Restate each of the lines given below, word for word.

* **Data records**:
%%
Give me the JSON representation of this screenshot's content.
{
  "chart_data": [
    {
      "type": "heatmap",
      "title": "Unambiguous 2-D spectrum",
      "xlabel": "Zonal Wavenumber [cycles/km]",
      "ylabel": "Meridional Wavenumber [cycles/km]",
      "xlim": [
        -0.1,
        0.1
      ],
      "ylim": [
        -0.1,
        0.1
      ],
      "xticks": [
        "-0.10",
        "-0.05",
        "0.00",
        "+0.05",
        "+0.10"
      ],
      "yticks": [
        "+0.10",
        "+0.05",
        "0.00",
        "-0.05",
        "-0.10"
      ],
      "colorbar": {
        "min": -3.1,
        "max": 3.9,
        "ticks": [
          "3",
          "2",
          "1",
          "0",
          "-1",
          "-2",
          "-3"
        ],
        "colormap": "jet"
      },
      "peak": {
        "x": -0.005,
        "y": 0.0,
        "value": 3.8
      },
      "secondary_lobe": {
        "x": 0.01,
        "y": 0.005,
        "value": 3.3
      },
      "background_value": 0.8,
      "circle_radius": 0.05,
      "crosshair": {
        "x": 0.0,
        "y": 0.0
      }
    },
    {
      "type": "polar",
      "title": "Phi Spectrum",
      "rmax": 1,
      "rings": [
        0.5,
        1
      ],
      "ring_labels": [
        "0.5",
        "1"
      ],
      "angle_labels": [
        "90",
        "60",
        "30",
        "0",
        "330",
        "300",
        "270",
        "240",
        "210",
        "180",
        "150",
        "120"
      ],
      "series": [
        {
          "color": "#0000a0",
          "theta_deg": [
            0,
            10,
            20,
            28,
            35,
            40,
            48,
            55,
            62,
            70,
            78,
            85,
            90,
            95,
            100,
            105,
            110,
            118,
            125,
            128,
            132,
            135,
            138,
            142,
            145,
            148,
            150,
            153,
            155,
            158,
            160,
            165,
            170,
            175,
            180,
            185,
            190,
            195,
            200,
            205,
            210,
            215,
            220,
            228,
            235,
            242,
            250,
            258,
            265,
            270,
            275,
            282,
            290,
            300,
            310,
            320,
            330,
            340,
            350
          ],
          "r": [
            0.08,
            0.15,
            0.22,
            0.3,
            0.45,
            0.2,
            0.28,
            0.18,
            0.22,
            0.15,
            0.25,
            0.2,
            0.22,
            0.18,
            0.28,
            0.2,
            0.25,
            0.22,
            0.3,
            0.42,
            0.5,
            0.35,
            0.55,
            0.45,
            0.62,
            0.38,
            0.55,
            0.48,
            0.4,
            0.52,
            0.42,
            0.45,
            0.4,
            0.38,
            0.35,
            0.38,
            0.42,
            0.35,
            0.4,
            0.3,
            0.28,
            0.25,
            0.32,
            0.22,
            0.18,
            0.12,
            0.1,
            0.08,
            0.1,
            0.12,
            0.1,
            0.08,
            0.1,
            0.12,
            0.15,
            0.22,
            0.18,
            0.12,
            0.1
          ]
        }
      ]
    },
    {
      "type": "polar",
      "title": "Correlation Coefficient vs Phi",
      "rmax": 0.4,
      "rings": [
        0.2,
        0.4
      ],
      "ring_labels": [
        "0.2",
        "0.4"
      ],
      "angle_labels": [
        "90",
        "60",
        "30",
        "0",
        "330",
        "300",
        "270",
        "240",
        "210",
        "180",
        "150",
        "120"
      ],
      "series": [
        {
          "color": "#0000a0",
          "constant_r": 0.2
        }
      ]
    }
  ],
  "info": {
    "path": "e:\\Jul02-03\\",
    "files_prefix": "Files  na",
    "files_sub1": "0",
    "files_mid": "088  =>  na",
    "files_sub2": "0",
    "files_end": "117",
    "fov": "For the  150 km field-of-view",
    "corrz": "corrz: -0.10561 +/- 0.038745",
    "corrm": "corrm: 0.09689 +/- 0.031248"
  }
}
%%
* **ANSWER FOR THIS EXERCISE**:
Give me the JSON representation of this screenshot's content.
{
  "chart_data": [
    {
      "type": "heatmap",
      "title": "Unambiguous 2-D spectrum",
      "xlabel": "Zonal Wavenumber [cycles/km]",
      "ylabel": "Meridional Wavenumber [cycles/km]",
      "xlim": [
        -0.1,
        0.1
      ],
      "ylim": [
        -0.1,
        0.1
      ],
      "xticks": [
        "-0.10",
        "-0.05",
        "0.00",
        "+0.05",
        "+0.10"
      ],
      "yticks": [
        "+0.10",
        "+0.05",
        "0.00",
        "-0.05",
        "-0.10"
      ],
      "colorbar": {
        "min": -3.1,
        "max": 3.9,
        "ticks": [
          "3",
          "2",
          "1",
          "0",
          "-1",
          "-2",
          "-3"
        ],
        "colormap": "jet"
      },
      "peak": {
        "x": -0.005,
        "y": 0.0,
        "value": 3.8
      },
      "secondary_lobe": {
        "x": 0.01,
        "y": 0.005,
        "value": 3.3
      },
      "background_value": 0.8,
      "circle_radius": 0.05,
      "crosshair": {
        "x": 0.0,
        "y": 0.0
      }
    },
    {
      "type": "polar",
      "title": "Phi Spectrum",
      "rmax": 1,
      "rings": [
        0.5,
        1
      ],
      "ring_labels": [
        "0.5",
        "1"
      ],
      "angle_labels": [
        "90",
        "60",
        "30",
        "0",
        "330",
        "300",
        "270",
        "240",
        "210",
        "180",
        "150",
        "120"
      ],
      "series": [
        {
          "color": "#0000a0",
          "theta_deg": [
            0,
            10,
            20,
            28,
            35,
            40,
            48,
            55,
            62,
            70,
            78,
            85,
            90,
            95,
            100,
            105,
            110,
            118,
            125,
            128,
            132,
            135,
            138,
            142,
            145,
            148,
            150,
            153,
            155,
            158,
            160,
            165,
            170,
            175,
            180,
            185,
            190,
            195,
            200,
            205,
            210,
            215,
            220,
            228,
            235,
            242,
            250,
            258,
            265,
            270,
            275,
            282,
            290,
            300,
            310,
            320,
            330,
            340,
            350
          ],
          "r": [
            0.08,
            0.15,
            0.22,
            0.3,
            0.45,
            0.2,
            0.28,
            0.18,
            0.22,
            0.15,
            0.25,
            0.2,
            0.22,
            0.18,
            0.28,
            0.2,
            0.25,
            0.22,
            0.3,
            0.42,
            0.5,
            0.35,
            0.55,
            0.45,
            0.62,
            0.38,
            0.55,
            0.48,
            0.4,
            0.52,
            0.42,
            0.45,
            0.4,
            0.38,
            0.35,
            0.38,
            0.42,
            0.35,
            0.4,
            0.3,
            0.28,
            0.25,
            0.32,
            0.22,
            0.18,
            0.12,
            0.1,
            0.08,
            0.1,
            0.12,
            0.1,
            0.08,
            0.1,
            0.12,
            0.15,
            0.22,
            0.18,
            0.12,
            0.1
          ]
        }
      ]
    },
    {
      "type": "polar",
      "title": "Correlation Coefficient vs Phi",
      "rmax": 0.4,
      "rings": [
        0.2,
        0.4
      ],
      "ring_labels": [
        "0.2",
        "0.4"
      ],
      "angle_labels": [
        "90",
        "60",
        "30",
        "0",
        "330",
        "300",
        "270",
        "240",
        "210",
        "180",
        "150",
        "120"
      ],
      "series": [
        {
          "color": "#0000a0",
          "constant_r": 0.2
        }
      ]
    }
  ],
  "info": {
    "path": "e:\\Jul02-03\\",
    "files_prefix": "Files  na",
    "files_sub1": "0",
    "files_mid": "088  =>  na",
    "files_sub2": "0",
    "files_end": "117",
    "fov": "For the  150 km field-of-view",
    "corrz": "corrz: -0.10561 +/- 0.038745",
    "corrm": "corrm: 0.09689 +/- 0.031248"
  }
}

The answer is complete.